Dataset records

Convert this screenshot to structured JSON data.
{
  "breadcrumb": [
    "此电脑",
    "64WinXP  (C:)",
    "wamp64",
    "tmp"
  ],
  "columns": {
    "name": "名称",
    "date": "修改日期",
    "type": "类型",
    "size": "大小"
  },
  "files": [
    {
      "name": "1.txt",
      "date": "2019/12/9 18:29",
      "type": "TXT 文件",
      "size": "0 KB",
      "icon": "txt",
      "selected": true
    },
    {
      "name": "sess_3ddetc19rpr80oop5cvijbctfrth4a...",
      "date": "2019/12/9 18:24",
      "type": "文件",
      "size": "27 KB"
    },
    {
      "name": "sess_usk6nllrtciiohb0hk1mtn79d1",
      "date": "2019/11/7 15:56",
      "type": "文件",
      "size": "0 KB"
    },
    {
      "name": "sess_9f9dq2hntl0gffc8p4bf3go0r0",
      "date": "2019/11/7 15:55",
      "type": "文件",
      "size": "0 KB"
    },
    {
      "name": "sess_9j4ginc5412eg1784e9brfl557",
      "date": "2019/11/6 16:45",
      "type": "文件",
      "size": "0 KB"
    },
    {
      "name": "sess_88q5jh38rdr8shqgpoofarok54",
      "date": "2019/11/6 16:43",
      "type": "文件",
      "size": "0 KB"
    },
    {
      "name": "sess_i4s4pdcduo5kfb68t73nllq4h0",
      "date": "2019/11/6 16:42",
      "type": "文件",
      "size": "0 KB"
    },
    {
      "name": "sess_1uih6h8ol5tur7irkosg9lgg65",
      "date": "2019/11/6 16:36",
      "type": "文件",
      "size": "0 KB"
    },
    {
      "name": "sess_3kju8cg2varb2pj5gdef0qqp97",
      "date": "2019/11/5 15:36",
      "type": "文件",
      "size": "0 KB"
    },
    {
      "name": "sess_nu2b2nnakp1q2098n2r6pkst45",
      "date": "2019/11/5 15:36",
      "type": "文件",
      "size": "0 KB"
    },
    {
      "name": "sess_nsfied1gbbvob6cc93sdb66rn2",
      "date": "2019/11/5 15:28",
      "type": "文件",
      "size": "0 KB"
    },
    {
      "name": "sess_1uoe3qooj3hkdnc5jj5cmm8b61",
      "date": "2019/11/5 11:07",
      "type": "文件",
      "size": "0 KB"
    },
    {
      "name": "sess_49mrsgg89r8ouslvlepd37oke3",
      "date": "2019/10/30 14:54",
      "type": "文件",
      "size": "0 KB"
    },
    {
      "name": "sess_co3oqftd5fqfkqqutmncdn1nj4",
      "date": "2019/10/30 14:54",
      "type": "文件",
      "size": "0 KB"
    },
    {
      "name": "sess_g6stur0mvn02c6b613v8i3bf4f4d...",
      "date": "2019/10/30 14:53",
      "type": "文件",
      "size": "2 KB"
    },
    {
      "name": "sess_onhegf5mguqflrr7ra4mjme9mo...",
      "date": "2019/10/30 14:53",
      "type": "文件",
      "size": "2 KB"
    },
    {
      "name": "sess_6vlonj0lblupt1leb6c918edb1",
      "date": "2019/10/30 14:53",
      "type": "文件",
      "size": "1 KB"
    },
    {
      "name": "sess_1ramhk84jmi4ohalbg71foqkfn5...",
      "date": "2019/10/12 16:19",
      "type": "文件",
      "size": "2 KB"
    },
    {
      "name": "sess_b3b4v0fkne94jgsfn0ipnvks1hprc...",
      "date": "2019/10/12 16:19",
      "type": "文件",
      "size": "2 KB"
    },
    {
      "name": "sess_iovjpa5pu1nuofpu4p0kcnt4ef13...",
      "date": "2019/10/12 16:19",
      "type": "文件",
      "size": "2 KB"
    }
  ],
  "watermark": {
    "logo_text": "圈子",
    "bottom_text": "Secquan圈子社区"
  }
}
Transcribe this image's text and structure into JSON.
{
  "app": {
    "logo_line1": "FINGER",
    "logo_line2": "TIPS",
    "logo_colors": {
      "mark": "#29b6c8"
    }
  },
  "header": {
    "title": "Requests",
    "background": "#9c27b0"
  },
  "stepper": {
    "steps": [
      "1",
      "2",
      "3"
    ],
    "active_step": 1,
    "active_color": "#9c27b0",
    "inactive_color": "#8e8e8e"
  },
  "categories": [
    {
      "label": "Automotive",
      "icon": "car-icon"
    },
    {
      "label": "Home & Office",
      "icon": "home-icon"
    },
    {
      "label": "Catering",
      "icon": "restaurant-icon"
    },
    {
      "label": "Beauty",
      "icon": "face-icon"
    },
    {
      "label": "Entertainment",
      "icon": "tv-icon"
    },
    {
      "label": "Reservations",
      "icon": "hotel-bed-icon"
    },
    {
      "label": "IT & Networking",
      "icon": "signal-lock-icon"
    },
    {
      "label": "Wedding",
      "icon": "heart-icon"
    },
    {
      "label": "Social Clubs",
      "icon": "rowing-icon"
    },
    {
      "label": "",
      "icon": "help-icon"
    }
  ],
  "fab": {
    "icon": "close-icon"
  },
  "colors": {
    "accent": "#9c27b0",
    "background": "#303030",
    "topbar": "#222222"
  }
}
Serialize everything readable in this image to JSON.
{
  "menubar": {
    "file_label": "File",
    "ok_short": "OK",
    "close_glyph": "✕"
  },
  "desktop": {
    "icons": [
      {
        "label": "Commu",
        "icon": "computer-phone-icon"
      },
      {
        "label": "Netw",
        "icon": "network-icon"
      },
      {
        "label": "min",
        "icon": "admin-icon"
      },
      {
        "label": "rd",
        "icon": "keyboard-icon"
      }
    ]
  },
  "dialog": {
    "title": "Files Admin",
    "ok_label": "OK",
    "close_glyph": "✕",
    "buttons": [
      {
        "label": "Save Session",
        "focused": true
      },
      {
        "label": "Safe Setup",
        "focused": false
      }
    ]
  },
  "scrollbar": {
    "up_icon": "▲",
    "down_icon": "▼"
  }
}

■ **Work to complete**:
Restate the whole listing exactly, leaving out nothing.

■ **Written solution**:
Convert this screenshot to structured JSON data.
{
  "breadcrumb": [
    "此电脑",
    "64WinXP  (C:)",
    "wamp64",
    "tmp"
  ],
  "columns": {
    "name": "名称",
    "date": "修改日期",
    "type": "类型",
    "size": "大小"
  },
  "files": [
    {
      "name": "1.txt",
      "date": "2019/12/9 18:29",
      "type": "TXT 文件",
      "size": "0 KB",
      "icon": "txt",
      "selected": true
    },
    {
      "name": "sess_3ddetc19rpr80oop5cvijbctfrth4a...",
      "date": "2019/12/9 18:24",
      "type": "文件",
      "size": "27 KB"
    },
    {
      "name": "sess_usk6nllrtciiohb0hk1mtn79d1",
      "date": "2019/11/7 15:56",
      "type": "文件",
      "size": "0 KB"
    },
    {
      "name": "sess_9f9dq2hntl0gffc8p4bf3go0r0",
      "date": "2019/11/7 15:55",
      "type": "文件",
      "size": "0 KB"
    },
    {
      "name": "sess_9j4ginc5412eg1784e9brfl557",
      "date": "2019/11/6 16:45",
      "type": "文件",
      "size": "0 KB"
    },
    {
      "name": "sess_88q5jh38rdr8shqgpoofarok54",
      "date": "2019/11/6 16:43",
      "type": "文件",
      "size": "0 KB"
    },
    {
      "name": "sess_i4s4pdcduo5kfb68t73nllq4h0",
      "date": "2019/11/6 16:42",
      "type": "文件",
      "size": "0 KB"
    },
    {
      "name": "sess_1uih6h8ol5tur7irkosg9lgg65",
      "date": "2019/11/6 16:36",
      "type": "文件",
      "size": "0 KB"
    },
    {
      "name": "sess_3kju8cg2varb2pj5gdef0qqp97",
      "date": "2019/11/5 15:36",
      "type": "文件",
      "size": "0 KB"
    },
    {
      "name": "sess_nu2b2nnakp1q2098n2r6pkst45",
      "date": "2019/11/5 15:36",
      "type": "文件",
      "size": "0 KB"
    },
    {
      "name": "sess_nsfied1gbbvob6cc93sdb66rn2",
      "date": "2019/11/5 15:28",
      "type": "文件",
      "size": "0 KB"
    },
    {
      "name": "sess_1uoe3qooj3hkdnc5jj5cmm8b61",
      "date": "2019/11/5 11:07",
      "type": "文件",
      "size": "0 KB"
    },
    {
      "name": "sess_49mrsgg89r8ouslvlepd37oke3",
      "date": "2019/10/30 14:54",
      "type": "文件",
      "size": "0 KB"
    },
    {
      "name": "sess_co3oqftd5fqfkqqutmncdn1nj4",
      "date": "2019/10/30 14:54",
      "type": "文件",
      "size": "0 KB"
    },
    {
      "name": "sess_g6stur0mvn02c6b613v8i3bf4f4d...",
      "date": "2019/10/30 14:53",
      "type": "文件",
      "size": "2 KB"
    },
    {
      "name": "sess_onhegf5mguqflrr7ra4mjme9mo...",
      "date": "2019/10/30 14:53",
      "type": "文件",
      "size": "2 KB"
    },
    {
      "name": "sess_6vlonj0lblupt1leb6c918edb1",
      "date": "2019/10/30 14:53",
      "type": "文件",
      "size": "1 KB"
    },
    {
      "name": "sess_1ramhk84jmi4ohalbg71foqkfn5...",
      "date": "2019/10/12 16:19",
      "type": "文件",
      "size": "2 KB"
    },
    {
      "name": "sess_b3b4v0fkne94jgsfn0ipnvks1hprc...",
      "date": "2019/10/12 16:19",
      "type": "文件",
      "size": "2 KB"
    },
    {
      "name": "sess_iovjpa5pu1nuofpu4p0kcnt4ef13...",
      "date": "2019/10/12 16:19",
      "type": "文件",
      "size": "2 KB"
    }
  ],
  "watermark": {
    "logo_text": "圈子",
    "bottom_text": "Secquan圈子社区"
  }
}
Transcribe this image's text and structure into JSON.
{
  "app": {
    "logo_line1": "FINGER",
    "logo_line2": "TIPS",
    "logo_colors": {
      "mark": "#29b6c8"
    }
  },
  "header": {
    "title": "Requests",
    "background": "#9c27b0"
  },
  "stepper": {
    "steps": [
      "1",
      "2",
      "3"
    ],
    "active_step": 1,
    "active_color": "#9c27b0",
    "inactive_color": "#8e8e8e"
  },
  "categories": [
    {
      "label": "Automotive",
      "icon": "car-icon"
    },
    {
      "label": "Home & Office",
      "icon": "home-icon"
    },
    {
      "label": "Catering",
      "icon": "restaurant-icon"
    },
    {
      "label": "Beauty",
      "icon": "face-icon"
    },
    {
      "label": "Entertainment",
      "icon": "tv-icon"
    },
    {
      "label": "Reservations",
      "icon": "hotel-bed-icon"
    },
    {
      "label": "IT & Networking",
      "icon": "signal-lock-icon"
    },
    {
      "label": "Wedding",
      "icon": "heart-icon"
    },
    {
      "label": "Social Clubs",
      "icon": "rowing-icon"
    },
    {
      "label": "",
      "icon": "help-icon"
    }
  ],
  "fab": {
    "icon": "close-icon"
  },
  "colors": {
    "accent": "#9c27b0",
    "background": "#303030",
    "topbar": "#222222"
  }
}
Serialize everything readable in this image to JSON.
{
  "menubar": {
    "file_label": "File",
    "ok_short": "OK",
    "close_glyph": "✕"
  },
  "desktop": {
    "icons": [
      {
        "label": "Commu",
        "icon": "computer-phone-icon"
      },
      {
        "label": "Netw",
        "icon": "network-icon"
      },
      {
        "label": "min",
        "icon": "admin-icon"
      },
      {
        "label": "rd",
        "icon": "keyboard-icon"
      }
    ]
  },
  "dialog": {
    "title": "Files Admin",
    "ok_label": "OK",
    "close_glyph": "✕",
    "buttons": [
      {
        "label": "Save Session",
        "focused": true
      },
      {
        "label": "Safe Setup",
        "focused": false
      }
    ]
  },
  "scrollbar": {
    "up_icon": "▲",
    "down_icon": "▼"
  }
}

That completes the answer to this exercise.